**Figure contents as structured data:**

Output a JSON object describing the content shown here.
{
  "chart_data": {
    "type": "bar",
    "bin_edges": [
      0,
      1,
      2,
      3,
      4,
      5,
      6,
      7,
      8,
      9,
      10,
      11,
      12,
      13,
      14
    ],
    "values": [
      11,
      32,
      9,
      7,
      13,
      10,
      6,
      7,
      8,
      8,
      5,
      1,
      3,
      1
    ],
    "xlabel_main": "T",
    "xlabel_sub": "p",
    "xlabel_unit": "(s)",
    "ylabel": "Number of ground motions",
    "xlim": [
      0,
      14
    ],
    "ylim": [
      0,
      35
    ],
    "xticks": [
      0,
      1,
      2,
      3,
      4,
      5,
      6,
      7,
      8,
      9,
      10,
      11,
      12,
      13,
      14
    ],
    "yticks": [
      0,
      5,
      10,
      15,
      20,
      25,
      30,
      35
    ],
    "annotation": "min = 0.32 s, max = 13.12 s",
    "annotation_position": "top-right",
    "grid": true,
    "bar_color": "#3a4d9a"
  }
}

* * *

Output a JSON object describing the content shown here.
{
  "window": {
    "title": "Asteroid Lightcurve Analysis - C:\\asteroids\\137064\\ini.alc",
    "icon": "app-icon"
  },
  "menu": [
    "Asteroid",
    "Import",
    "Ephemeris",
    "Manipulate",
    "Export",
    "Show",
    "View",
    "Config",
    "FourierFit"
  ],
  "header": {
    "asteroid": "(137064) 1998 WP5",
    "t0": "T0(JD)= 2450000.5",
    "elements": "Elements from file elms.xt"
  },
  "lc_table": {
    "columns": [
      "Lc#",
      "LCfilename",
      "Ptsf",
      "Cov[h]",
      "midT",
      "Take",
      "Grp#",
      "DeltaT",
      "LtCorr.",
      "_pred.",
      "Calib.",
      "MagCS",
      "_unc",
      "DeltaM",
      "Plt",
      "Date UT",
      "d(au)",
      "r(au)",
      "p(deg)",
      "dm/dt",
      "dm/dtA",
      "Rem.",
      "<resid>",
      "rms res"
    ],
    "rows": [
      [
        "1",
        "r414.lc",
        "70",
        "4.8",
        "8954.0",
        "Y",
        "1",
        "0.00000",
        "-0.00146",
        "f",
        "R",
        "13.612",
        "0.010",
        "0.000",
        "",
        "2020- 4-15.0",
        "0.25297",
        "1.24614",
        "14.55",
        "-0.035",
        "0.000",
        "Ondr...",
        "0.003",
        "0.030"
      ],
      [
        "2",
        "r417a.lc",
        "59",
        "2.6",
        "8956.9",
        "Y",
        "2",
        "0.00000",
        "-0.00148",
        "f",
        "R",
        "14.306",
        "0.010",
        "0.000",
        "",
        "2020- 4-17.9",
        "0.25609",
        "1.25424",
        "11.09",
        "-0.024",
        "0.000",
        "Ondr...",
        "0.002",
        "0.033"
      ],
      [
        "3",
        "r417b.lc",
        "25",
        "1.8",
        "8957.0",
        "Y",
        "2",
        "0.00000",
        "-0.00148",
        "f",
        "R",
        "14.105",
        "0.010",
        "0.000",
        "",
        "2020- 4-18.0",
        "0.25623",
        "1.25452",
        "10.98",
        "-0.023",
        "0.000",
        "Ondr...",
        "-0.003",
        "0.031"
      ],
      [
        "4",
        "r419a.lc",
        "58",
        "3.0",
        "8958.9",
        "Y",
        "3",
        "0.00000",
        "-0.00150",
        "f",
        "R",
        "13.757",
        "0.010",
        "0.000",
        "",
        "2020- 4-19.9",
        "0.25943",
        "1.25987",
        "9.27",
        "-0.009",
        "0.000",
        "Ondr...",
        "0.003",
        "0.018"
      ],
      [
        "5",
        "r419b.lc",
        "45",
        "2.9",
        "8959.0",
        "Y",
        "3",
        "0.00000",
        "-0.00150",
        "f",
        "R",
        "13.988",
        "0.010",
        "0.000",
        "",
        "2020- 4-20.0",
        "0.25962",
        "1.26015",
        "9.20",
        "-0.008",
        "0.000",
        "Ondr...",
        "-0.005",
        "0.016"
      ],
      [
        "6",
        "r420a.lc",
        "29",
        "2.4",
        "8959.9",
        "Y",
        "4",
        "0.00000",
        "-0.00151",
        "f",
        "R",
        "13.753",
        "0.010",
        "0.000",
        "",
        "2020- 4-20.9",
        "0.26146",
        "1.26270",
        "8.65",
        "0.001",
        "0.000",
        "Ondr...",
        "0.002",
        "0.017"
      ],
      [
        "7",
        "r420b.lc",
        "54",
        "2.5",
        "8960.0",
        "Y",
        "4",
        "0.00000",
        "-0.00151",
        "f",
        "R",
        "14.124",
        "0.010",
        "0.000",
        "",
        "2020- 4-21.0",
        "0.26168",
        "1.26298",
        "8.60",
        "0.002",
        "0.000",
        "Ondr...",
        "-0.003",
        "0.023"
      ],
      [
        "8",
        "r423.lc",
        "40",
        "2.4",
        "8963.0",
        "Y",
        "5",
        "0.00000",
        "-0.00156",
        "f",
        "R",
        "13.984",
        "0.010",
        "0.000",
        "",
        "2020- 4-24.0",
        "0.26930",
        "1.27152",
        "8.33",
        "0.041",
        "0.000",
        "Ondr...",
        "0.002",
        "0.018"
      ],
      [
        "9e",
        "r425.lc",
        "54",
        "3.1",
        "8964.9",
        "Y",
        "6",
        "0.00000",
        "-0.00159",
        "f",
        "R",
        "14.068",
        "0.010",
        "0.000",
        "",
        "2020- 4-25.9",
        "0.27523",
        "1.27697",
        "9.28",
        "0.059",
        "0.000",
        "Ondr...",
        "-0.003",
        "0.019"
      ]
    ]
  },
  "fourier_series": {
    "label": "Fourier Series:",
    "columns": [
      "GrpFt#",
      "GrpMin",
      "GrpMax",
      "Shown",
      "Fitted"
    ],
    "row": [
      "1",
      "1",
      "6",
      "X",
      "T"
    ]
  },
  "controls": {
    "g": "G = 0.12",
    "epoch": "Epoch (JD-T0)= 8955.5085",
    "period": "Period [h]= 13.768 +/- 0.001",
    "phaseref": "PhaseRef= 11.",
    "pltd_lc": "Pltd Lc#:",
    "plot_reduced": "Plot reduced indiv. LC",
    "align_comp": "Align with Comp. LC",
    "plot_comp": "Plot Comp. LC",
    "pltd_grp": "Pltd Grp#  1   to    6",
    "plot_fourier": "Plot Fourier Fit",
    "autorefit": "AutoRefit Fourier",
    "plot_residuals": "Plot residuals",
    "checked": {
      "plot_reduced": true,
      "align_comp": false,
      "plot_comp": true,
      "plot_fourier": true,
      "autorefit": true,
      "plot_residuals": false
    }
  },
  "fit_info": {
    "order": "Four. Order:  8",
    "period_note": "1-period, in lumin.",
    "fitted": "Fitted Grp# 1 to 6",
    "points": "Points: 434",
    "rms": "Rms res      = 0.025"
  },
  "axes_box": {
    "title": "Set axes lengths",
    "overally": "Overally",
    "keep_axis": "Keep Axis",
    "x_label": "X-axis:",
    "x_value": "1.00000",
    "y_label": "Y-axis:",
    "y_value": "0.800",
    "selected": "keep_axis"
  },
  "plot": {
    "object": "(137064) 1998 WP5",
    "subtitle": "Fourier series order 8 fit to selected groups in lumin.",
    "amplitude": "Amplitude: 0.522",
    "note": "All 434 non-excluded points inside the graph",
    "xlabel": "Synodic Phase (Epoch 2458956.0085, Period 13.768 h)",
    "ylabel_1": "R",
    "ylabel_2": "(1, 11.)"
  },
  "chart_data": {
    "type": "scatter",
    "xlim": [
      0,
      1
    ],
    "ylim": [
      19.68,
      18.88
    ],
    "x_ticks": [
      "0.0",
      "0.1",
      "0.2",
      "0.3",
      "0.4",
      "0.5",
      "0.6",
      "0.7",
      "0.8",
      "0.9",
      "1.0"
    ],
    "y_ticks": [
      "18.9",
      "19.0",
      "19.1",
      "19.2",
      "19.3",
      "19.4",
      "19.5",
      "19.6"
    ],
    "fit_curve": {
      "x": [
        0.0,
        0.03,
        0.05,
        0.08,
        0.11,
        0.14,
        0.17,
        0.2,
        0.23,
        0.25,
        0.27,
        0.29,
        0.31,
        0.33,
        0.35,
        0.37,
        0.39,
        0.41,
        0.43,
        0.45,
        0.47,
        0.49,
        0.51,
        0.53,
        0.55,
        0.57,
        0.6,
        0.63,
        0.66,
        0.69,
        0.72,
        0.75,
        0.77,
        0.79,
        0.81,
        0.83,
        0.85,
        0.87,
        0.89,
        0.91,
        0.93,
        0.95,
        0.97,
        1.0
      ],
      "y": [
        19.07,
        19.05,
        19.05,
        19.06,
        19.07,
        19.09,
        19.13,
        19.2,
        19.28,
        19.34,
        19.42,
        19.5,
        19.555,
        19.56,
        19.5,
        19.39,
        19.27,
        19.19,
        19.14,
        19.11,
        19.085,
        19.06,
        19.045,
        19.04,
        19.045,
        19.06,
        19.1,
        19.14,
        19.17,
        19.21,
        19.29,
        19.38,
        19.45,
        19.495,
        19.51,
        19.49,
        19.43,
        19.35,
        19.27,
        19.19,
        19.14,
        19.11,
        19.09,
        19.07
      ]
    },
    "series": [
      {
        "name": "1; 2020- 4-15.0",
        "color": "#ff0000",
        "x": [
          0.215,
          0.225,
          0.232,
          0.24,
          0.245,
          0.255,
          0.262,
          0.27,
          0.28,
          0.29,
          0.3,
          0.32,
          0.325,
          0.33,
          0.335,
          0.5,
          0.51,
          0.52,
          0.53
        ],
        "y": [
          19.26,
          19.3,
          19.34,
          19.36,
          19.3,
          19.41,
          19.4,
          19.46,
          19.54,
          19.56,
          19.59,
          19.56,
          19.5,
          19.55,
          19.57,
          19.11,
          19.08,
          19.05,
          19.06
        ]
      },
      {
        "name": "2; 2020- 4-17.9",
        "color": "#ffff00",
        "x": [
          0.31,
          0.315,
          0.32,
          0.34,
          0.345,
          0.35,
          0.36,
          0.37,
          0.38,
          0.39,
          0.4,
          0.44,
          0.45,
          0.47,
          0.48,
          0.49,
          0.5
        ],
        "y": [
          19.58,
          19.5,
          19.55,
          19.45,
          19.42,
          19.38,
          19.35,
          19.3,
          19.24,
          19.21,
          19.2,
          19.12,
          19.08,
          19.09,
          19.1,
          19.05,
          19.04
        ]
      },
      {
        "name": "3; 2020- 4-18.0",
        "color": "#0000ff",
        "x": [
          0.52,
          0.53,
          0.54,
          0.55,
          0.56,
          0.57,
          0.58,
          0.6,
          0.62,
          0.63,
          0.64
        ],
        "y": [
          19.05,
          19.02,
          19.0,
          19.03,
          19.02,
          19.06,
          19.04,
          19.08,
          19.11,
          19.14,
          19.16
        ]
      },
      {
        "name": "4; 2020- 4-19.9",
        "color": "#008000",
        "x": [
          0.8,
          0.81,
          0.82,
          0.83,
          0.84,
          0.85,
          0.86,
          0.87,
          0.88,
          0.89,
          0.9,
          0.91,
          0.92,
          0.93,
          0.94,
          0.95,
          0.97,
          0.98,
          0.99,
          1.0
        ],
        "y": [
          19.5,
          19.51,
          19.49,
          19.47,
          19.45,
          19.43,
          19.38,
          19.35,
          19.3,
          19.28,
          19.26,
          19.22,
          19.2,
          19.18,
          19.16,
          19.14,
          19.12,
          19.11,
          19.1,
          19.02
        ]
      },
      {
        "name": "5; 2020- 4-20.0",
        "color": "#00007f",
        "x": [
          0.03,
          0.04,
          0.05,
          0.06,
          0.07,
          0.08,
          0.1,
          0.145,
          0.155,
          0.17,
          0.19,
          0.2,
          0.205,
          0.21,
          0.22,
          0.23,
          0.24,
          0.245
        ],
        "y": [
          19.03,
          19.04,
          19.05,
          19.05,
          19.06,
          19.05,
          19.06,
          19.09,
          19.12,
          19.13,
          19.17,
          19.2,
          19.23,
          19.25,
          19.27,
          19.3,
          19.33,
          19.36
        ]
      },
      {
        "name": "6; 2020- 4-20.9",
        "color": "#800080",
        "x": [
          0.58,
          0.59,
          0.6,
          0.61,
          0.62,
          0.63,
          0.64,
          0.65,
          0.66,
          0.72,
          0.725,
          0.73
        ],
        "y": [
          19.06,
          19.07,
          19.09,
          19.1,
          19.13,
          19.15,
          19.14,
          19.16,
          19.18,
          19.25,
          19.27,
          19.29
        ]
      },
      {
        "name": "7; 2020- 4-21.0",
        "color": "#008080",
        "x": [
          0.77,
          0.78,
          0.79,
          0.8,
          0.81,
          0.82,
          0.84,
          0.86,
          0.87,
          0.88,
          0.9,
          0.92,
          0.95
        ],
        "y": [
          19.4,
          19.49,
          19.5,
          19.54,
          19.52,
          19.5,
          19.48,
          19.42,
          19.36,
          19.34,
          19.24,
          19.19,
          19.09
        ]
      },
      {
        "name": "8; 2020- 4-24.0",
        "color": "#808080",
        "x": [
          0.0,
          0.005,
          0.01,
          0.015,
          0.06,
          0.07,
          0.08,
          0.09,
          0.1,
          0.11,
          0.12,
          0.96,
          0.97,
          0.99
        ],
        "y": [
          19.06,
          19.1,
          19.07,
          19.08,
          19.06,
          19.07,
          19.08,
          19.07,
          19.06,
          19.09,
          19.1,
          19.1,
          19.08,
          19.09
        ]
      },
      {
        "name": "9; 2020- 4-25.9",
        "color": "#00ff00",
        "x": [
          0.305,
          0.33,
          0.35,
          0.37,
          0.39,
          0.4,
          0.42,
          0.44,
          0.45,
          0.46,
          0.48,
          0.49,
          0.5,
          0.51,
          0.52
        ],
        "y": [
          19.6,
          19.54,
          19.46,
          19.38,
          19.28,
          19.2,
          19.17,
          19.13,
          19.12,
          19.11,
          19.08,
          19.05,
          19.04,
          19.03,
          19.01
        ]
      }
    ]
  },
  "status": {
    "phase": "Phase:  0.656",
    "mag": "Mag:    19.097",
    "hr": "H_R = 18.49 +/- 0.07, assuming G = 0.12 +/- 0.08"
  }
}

**WRITTEN PROBLEM:**
Using the listing above, gather each line that holds the string "order" and copy it.

**RESPONSE:**
    "order": "Four. Order:  8",
    "subtitle": "Fourier series order 8 fit to selected groups in lumin.",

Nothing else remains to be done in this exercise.